### [The exercise]
Below are the records; pull every line that includes "body".

### [Available records]
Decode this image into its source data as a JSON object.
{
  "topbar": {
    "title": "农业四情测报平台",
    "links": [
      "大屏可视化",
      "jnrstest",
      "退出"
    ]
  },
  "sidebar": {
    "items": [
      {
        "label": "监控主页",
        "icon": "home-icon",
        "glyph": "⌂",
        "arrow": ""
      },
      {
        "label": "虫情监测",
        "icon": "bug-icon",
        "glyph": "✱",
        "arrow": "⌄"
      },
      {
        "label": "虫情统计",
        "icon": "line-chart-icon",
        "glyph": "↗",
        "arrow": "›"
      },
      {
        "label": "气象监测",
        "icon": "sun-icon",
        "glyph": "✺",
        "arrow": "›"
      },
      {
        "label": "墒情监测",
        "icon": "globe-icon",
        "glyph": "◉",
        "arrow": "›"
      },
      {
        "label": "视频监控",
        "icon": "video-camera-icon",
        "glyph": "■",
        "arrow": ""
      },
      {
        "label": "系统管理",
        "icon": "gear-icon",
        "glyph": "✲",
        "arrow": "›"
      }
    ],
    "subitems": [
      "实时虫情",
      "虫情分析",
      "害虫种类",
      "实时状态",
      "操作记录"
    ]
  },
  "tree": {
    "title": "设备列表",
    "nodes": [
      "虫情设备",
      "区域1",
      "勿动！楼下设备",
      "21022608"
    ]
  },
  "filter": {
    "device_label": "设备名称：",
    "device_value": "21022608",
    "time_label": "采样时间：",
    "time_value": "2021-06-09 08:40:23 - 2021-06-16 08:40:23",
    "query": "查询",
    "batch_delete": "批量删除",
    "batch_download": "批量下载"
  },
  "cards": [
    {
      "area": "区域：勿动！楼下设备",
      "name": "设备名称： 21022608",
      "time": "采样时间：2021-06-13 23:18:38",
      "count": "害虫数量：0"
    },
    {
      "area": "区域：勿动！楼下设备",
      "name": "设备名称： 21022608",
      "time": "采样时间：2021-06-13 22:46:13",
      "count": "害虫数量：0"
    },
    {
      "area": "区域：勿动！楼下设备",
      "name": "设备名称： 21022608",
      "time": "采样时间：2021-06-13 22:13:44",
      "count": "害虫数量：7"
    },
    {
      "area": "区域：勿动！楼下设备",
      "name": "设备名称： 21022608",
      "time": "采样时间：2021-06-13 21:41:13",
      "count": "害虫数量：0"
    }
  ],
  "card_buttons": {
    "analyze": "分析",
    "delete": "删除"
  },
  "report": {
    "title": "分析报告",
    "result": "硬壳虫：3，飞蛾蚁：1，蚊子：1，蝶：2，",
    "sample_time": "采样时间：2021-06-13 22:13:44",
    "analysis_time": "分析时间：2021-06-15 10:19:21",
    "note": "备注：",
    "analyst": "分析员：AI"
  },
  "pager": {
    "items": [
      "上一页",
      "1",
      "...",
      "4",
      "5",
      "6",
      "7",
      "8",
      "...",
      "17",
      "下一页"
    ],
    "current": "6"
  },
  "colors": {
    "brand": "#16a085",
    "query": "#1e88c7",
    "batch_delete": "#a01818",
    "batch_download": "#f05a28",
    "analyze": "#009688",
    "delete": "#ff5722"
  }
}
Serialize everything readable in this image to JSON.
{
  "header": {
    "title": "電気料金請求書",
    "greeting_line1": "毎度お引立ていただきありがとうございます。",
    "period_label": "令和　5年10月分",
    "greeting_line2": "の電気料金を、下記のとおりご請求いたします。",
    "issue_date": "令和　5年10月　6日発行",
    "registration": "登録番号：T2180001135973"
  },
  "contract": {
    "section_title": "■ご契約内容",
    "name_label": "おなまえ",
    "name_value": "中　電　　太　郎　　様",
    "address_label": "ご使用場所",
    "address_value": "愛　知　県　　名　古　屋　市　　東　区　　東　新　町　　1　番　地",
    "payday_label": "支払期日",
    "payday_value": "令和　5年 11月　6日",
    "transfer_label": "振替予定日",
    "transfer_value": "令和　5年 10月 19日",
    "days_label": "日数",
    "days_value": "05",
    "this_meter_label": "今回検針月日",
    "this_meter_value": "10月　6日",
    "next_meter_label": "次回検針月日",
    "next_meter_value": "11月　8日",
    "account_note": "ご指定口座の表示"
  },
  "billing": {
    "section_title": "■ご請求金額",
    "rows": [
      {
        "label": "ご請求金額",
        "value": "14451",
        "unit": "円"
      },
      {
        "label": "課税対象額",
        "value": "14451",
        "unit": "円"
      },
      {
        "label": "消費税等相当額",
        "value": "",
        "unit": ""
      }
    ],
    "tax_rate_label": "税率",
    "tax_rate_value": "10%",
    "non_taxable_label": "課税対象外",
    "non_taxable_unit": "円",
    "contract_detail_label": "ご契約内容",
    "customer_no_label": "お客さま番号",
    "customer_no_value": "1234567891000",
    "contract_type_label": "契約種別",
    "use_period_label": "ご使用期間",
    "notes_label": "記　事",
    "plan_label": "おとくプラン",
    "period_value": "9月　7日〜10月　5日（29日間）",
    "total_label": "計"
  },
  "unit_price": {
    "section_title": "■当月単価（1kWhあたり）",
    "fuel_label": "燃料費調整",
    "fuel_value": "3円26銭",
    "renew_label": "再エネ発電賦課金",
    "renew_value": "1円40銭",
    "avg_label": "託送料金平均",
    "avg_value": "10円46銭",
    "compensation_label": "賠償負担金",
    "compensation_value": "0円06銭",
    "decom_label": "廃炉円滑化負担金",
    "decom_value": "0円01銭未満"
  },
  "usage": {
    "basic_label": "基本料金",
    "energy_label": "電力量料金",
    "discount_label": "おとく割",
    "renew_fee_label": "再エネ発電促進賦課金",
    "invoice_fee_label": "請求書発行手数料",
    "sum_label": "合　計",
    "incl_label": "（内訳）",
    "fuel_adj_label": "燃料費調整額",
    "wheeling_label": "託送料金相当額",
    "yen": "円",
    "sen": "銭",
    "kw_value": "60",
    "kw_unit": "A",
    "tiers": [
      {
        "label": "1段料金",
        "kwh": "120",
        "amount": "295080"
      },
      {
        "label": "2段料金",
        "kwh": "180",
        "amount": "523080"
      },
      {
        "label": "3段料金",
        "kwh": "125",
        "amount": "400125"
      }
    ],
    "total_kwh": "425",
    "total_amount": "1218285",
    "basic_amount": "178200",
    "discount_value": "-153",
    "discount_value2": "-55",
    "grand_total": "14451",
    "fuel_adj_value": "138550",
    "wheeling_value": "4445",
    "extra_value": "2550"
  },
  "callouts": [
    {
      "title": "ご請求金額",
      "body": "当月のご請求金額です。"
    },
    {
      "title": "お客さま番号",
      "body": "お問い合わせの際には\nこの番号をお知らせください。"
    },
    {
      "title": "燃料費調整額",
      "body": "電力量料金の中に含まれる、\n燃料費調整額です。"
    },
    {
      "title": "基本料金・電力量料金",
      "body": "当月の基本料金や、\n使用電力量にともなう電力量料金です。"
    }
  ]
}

### [Answer for the task]
      "body": "当月のご請求金額です。"
      "body": "お問い合わせの際には\nこの番号をお知らせください。"
      "body": "電力量料金の中に含まれる、\n燃料費調整額です。"
      "body": "当月の基本料金や、\n使用電力量にともなう電力量料金です。"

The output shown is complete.